■ What the exercise asks ■
Copy out the listing that follows exactly, dropping every picture.

□ □ □ □ □ □ □

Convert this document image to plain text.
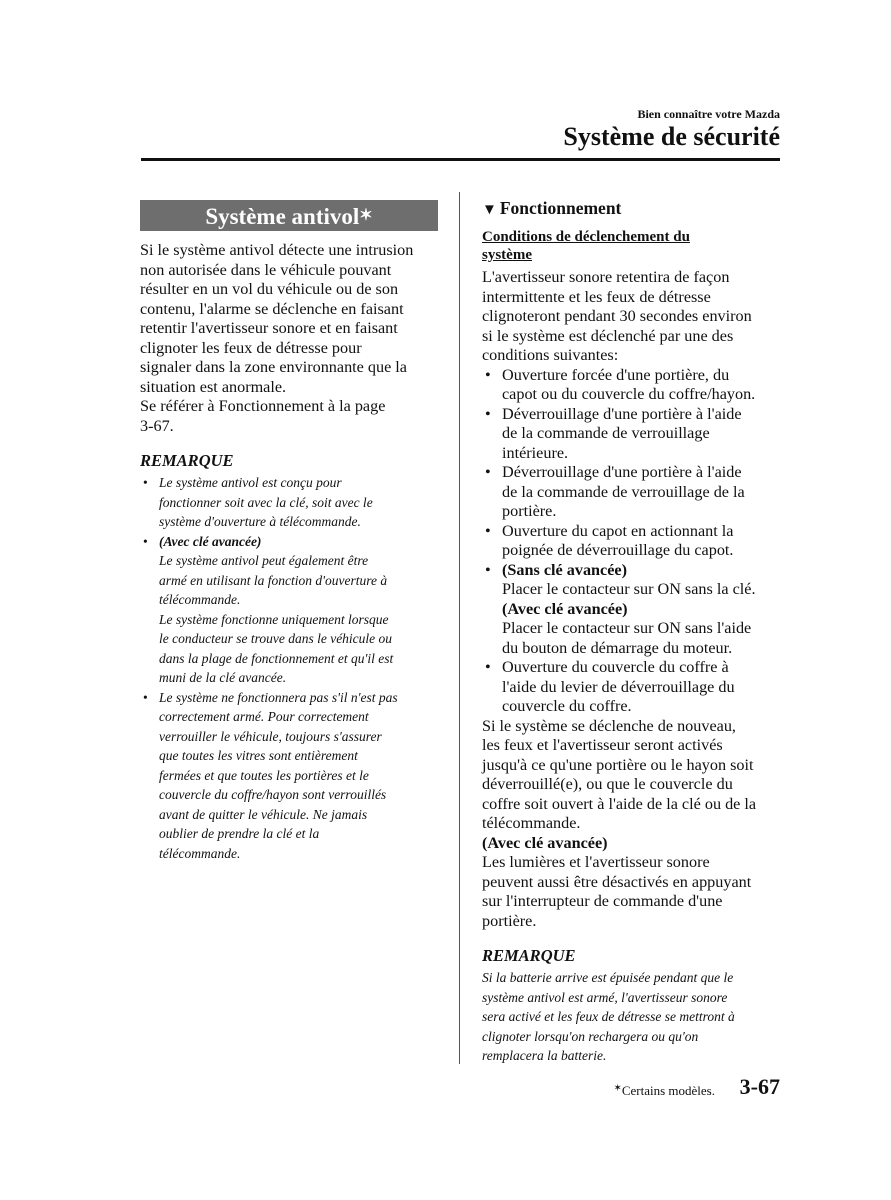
Bien connaître votre Mazda
Système de sécurité
Système antivol✶
Si le système antivol détecte une intrusion
non autorisée dans le véhicule pouvant
résulter en un vol du véhicule ou de son
contenu, l'alarme se déclenche en faisant
retentir l'avertisseur sonore et en faisant
clignoter les feux de détresse pour
signaler dans la zone environnante que la
situation est anormale.
Se référer à Fonctionnement à la page
3-67.
REMARQUE
• Le système antivol est conçu pour
fonctionner soit avec la clé, soit avec le
système d'ouverture à télécommande.
• (Avec clé avancée)
Le système antivol peut également être
armé en utilisant la fonction d'ouverture à
télécommande.
Le système fonctionne uniquement lorsque
le conducteur se trouve dans le véhicule ou
dans la plage de fonctionnement et qu'il est
muni de la clé avancée.
• Le système ne fonctionnera pas s'il n'est pas
correctement armé. Pour correctement
verrouiller le véhicule, toujours s'assurer
que toutes les vitres sont entièrement
fermées et que toutes les portières et le
couvercle du coffre/hayon sont verrouillés
avant de quitter le véhicule. Ne jamais
oublier de prendre la clé et la
télécommande.
▼ Fonctionnement
Conditions de déclenchement du
système
L'avertisseur sonore retentira de façon
intermittente et les feux de détresse
clignoteront pendant 30 secondes environ
si le système est déclenché par une des
conditions suivantes:
• Ouverture forcée d'une portière, du
capot ou du couvercle du coffre/hayon.
• Déverrouillage d'une portière à l'aide
de la commande de verrouillage
intérieure.
• Déverrouillage d'une portière à l'aide
de la commande de verrouillage de la
portière.
• Ouverture du capot en actionnant la
poignée de déverrouillage du capot.
• (Sans clé avancée)
Placer le contacteur sur ON sans la clé.
(Avec clé avancée)
Placer le contacteur sur ON sans l'aide
du bouton de démarrage du moteur.
• Ouverture du couvercle du coffre à
l'aide du levier de déverrouillage du
couvercle du coffre.
Si le système se déclenche de nouveau,
les feux et l'avertisseur seront activés
jusqu'à ce qu'une portière ou le hayon soit
déverrouillé(e), ou que le couvercle du
coffre soit ouvert à l'aide de la clé ou de la
télécommande.
(Avec clé avancée)
Les lumières et l'avertisseur sonore
peuvent aussi être désactivés en appuyant
sur l'interrupteur de commande d'une
portière.
REMARQUE
Si la batterie arrive est épuisée pendant que le
système antivol est armé, l'avertisseur sonore
sera activé et les feux de détresse se mettront à
clignoter lorsqu'on rechargera ou qu'on
remplacera la batterie.
✶Certains modèles. 3-67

□ □ □ □ □ □ □

■ Exercise output ■
Convert this document image to plain text.
Bien connaître votre Mazda
Système de sécurité
Système antivol✶
Si le système antivol détecte une intrusion
non autorisée dans le véhicule pouvant
résulter en un vol du véhicule ou de son
contenu, l'alarme se déclenche en faisant
retentir l'avertisseur sonore et en faisant
clignoter les feux de détresse pour
signaler dans la zone environnante que la
situation est anormale.
Se référer à Fonctionnement à la page
3-67.
REMARQUE
• Le système antivol est conçu pour
fonctionner soit avec la clé, soit avec le
système d'ouverture à télécommande.
• (Avec clé avancée)
Le système antivol peut également être
armé en utilisant la fonction d'ouverture à
télécommande.
Le système fonctionne uniquement lorsque
le conducteur se trouve dans le véhicule ou
dans la plage de fonctionnement et qu'il est
muni de la clé avancée.
• Le système ne fonctionnera pas s'il n'est pas
correctement armé. Pour correctement
verrouiller le véhicule, toujours s'assurer
que toutes les vitres sont entièrement
fermées et que toutes les portières et le
couvercle du coffre/hayon sont verrouillés
avant de quitter le véhicule. Ne jamais
oublier de prendre la clé et la
télécommande.
▼ Fonctionnement
Conditions de déclenchement du
système
L'avertisseur sonore retentira de façon
intermittente et les feux de détresse
clignoteront pendant 30 secondes environ
si le système est déclenché par une des
conditions suivantes:
• Ouverture forcée d'une portière, du
capot ou du couvercle du coffre/hayon.
• Déverrouillage d'une portière à l'aide
de la commande de verrouillage
intérieure.
• Déverrouillage d'une portière à l'aide
de la commande de verrouillage de la
portière.
• Ouverture du capot en actionnant la
poignée de déverrouillage du capot.
• (Sans clé avancée)
Placer le contacteur sur ON sans la clé.
(Avec clé avancée)
Placer le contacteur sur ON sans l'aide
du bouton de démarrage du moteur.
• Ouverture du couvercle du coffre à
l'aide du levier de déverrouillage du
couvercle du coffre.
Si le système se déclenche de nouveau,
les feux et l'avertisseur seront activés
jusqu'à ce qu'une portière ou le hayon soit
déverrouillé(e), ou que le couvercle du
coffre soit ouvert à l'aide de la clé ou de la
télécommande.
(Avec clé avancée)
Les lumières et l'avertisseur sonore
peuvent aussi être désactivés en appuyant
sur l'interrupteur de commande d'une
portière.
REMARQUE
Si la batterie arrive est épuisée pendant que le
système antivol est armé, l'avertisseur sonore
sera activé et les feux de détresse se mettront à
clignoter lorsqu'on rechargera ou qu'on
remplacera la batterie.
✶Certains modèles. 3-67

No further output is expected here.